• RECORDS FOR THIS TASK:
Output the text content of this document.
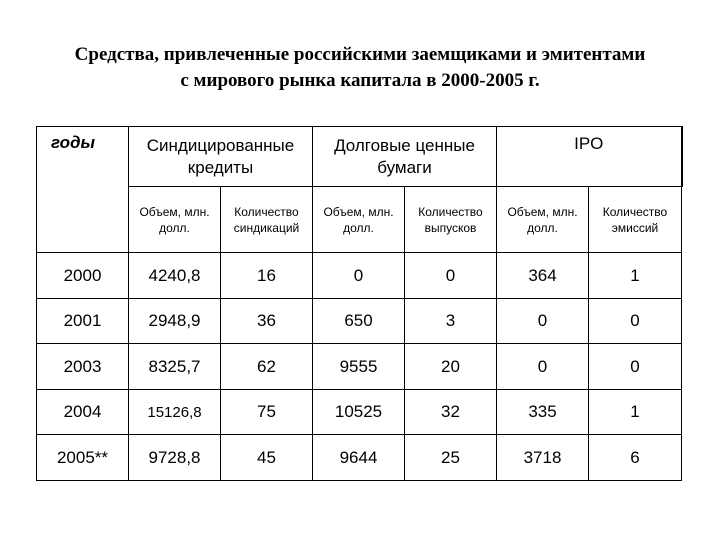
Средства, привлеченные российскими заемщиками и эмитентами
с мирового рынка капитала в 2000-2005 г.
годы	Синдицированные кредиты		Долговые ценные бумаги		IPO	
	Объем, млн. долл.	Количество синдикаций	Объем, млн. долл.	Количество выпусков	Объем, млн. долл.	Количество эмиссий
2000	4240,8	16	0	0	364	1
2001	2948,9	36	650	3	0	0
2003	8325,7	62	9555	20	0	0
2004	15126,8	75	10525	32	335	1
2005**	9728,8	45	9644	25	3718	6
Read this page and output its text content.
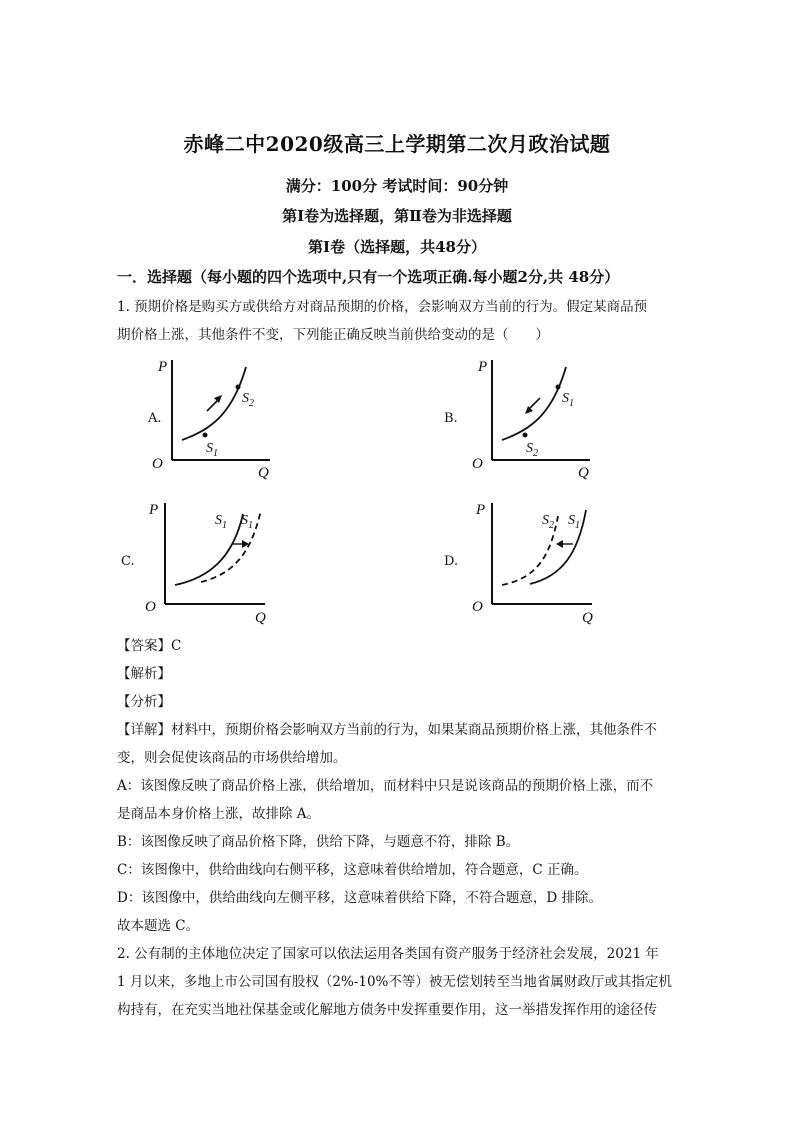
赤峰二中2020级高三上学期第二次月政治试题
满分：100分 考试时间：90分钟
第Ⅰ卷为选择题，第Ⅱ卷为非选择题
第Ⅰ卷（选择题，共48分）
一．选择题（每小题的四个选项中,只有一个选项正确.每小题2分,共 48分）

1. 预期价格是购买方或供给方对商品预期的价格，会影响双方当前的行为。假定某商品预

期价格上涨，其他条件不变，下列能正确反映当前供给变动的是（　　）

A.
P
O
Q
$S_2$
$S_1$
B.
P
O
Q
$S_1$
$S_2$
C.
P
O
Q
$S_1$ $S_1$
D.
P
O
Q
$S_2$ $S_1$

【答案】C

【解析】

【分析】

【详解】材料中，预期价格会影响双方当前的行为，如果某商品预期价格上涨，其他条件不

变，则会促使该商品的市场供给增加。

A：该图像反映了商品价格上涨，供给增加，而材料中只是说该商品的预期价格上涨，而不

是商品本身价格上涨，故排除 A。

B：该图像反映了商品价格下降，供给下降，与题意不符，排除 B。

C：该图像中，供给曲线向右侧平移，这意味着供给增加，符合题意，C 正确。

D：该图像中，供给曲线向左侧平移，这意味着供给下降，不符合题意，D 排除。

故本题选 C。

2. 公有制的主体地位决定了国家可以依法运用各类国有资产服务于经济社会发展，2021 年

1 月以来，多地上市公司国有股权（2%-10%不等）被无偿划转至当地省属财政厅或其指定机

构持有，在充实当地社保基金或化解地方债务中发挥重要作用，这一举措发挥作用的途径传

• PROBLEM DESCRIPTION: Reproduce every record above exactly, omitting the pictures.

• RIGHT ANSWER:
Output the text content of this document.
Средства, привлеченные российскими заемщиками и эмитентами
с мирового рынка капитала в 2000-2005 г.
годы	Синдицированные кредиты		Долговые ценные бумаги		IPO	
	Объем, млн. долл.	Количество синдикаций	Объем, млн. долл.	Количество выпусков	Объем, млн. долл.	Количество эмиссий
2000	4240,8	16	0	0	364	1
2001	2948,9	36	650	3	0	0
2003	8325,7	62	9555	20	0	0
2004	15126,8	75	10525	32	335	1
2005**	9728,8	45	9644	25	3718	6
Read this page and output its text content.
赤峰二中2020级高三上学期第二次月政治试题
满分：100分 考试时间：90分钟
第Ⅰ卷为选择题，第Ⅱ卷为非选择题
第Ⅰ卷（选择题，共48分）
一．选择题（每小题的四个选项中,只有一个选项正确.每小题2分,共 48分）

1. 预期价格是购买方或供给方对商品预期的价格，会影响双方当前的行为。假定某商品预

期价格上涨，其他条件不变，下列能正确反映当前供给变动的是（　　）

A.
P
O
Q
$S_2$
$S_1$
B.
P
O
Q
$S_1$
$S_2$
C.
P
O
Q
$S_1$ $S_1$
D.
P
O
Q
$S_2$ $S_1$

【答案】C

【解析】

【分析】

【详解】材料中，预期价格会影响双方当前的行为，如果某商品预期价格上涨，其他条件不

变，则会促使该商品的市场供给增加。

A：该图像反映了商品价格上涨，供给增加，而材料中只是说该商品的预期价格上涨，而不

是商品本身价格上涨，故排除 A。

B：该图像反映了商品价格下降，供给下降，与题意不符，排除 B。

C：该图像中，供给曲线向右侧平移，这意味着供给增加，符合题意，C 正确。

D：该图像中，供给曲线向左侧平移，这意味着供给下降，不符合题意，D 排除。

故本题选 C。

2. 公有制的主体地位决定了国家可以依法运用各类国有资产服务于经济社会发展，2021 年

1 月以来，多地上市公司国有股权（2%-10%不等）被无偿划转至当地省属财政厅或其指定机

构持有，在充实当地社保基金或化解地方债务中发挥重要作用，这一举措发挥作用的途径传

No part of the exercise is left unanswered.